_What you need to do:_
Copy out only the span from the line with "Convert this screenshot" to the end of the data, both ends kept, word for word.

[Excerpts from a figure dataset]
-.-.-

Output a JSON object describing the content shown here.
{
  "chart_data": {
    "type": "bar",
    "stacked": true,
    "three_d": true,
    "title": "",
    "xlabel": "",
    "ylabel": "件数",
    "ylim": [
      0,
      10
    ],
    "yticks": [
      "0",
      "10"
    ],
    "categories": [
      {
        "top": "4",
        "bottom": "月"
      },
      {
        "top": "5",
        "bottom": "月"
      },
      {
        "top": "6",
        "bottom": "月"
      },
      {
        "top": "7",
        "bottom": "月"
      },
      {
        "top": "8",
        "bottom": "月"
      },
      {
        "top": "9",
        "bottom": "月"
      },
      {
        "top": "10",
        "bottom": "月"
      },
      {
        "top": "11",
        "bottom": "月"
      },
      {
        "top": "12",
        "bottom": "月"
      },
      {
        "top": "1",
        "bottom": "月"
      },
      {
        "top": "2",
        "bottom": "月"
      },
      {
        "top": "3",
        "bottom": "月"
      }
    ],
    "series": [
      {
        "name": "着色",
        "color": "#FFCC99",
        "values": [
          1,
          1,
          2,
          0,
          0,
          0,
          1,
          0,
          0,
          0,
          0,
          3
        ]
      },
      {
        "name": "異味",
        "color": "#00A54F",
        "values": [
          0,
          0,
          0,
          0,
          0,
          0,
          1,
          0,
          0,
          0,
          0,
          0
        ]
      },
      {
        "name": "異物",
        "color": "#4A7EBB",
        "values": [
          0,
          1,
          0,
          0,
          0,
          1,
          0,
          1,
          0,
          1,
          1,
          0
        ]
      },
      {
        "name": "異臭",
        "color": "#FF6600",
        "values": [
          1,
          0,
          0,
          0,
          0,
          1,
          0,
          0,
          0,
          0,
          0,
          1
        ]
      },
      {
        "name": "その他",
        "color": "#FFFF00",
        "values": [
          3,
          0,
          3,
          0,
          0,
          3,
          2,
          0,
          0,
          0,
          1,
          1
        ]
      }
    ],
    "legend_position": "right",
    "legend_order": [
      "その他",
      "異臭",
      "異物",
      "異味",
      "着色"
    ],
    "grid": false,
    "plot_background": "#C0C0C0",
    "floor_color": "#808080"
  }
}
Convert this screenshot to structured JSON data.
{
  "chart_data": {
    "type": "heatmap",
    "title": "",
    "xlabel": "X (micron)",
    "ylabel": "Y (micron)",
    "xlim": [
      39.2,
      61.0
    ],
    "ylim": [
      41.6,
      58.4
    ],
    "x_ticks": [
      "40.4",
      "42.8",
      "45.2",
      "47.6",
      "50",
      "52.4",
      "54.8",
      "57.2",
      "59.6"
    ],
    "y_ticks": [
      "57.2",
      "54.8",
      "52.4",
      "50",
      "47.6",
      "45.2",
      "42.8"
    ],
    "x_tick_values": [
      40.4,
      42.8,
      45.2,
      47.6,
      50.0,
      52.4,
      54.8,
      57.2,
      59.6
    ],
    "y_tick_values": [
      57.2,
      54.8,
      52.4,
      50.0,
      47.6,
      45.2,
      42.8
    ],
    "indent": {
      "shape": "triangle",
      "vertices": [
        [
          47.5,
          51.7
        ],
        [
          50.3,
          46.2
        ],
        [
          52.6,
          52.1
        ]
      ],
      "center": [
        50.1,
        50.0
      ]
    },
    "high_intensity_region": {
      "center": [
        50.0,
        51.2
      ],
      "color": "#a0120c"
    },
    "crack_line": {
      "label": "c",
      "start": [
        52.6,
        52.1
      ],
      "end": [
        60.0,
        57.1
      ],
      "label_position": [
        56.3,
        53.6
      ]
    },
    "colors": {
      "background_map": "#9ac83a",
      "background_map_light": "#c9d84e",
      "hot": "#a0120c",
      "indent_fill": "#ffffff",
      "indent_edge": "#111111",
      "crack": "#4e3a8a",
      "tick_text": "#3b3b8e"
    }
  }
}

-.-.-

_In response:_
Convert this screenshot to structured JSON data.
{
  "chart_data": {
    "type": "heatmap",
    "title": "",
    "xlabel": "X (micron)",
    "ylabel": "Y (micron)",
    "xlim": [
      39.2,
      61.0
    ],
    "ylim": [
      41.6,
      58.4
    ],
    "x_ticks": [
      "40.4",
      "42.8",
      "45.2",
      "47.6",
      "50",
      "52.4",
      "54.8",
      "57.2",
      "59.6"
    ],
    "y_ticks": [
      "57.2",
      "54.8",
      "52.4",
      "50",
      "47.6",
      "45.2",
      "42.8"
    ],
    "x_tick_values": [
      40.4,
      42.8,
      45.2,
      47.6,
      50.0,
      52.4,
      54.8,
      57.2,
      59.6
    ],
    "y_tick_values": [
      57.2,
      54.8,
      52.4,
      50.0,
      47.6,
      45.2,
      42.8
    ],
    "indent": {
      "shape": "triangle",
      "vertices": [
        [
          47.5,
          51.7
        ],
        [
          50.3,
          46.2
        ],
        [
          52.6,
          52.1
        ]
      ],
      "center": [
        50.1,
        50.0
      ]
    },
    "high_intensity_region": {
      "center": [
        50.0,
        51.2
      ],
      "color": "#a0120c"
    },
    "crack_line": {
      "label": "c",
      "start": [
        52.6,
        52.1
      ],
      "end": [
        60.0,
        57.1
      ],
      "label_position": [
        56.3,
        53.6
      ]
    },
    "colors": {
      "background_map": "#9ac83a",
      "background_map_light": "#c9d84e",
      "hot": "#a0120c",
      "indent_fill": "#ffffff",
      "indent_edge": "#111111",
      "crack": "#4e3a8a",
      "tick_text": "#3b3b8e"
    }
  }
}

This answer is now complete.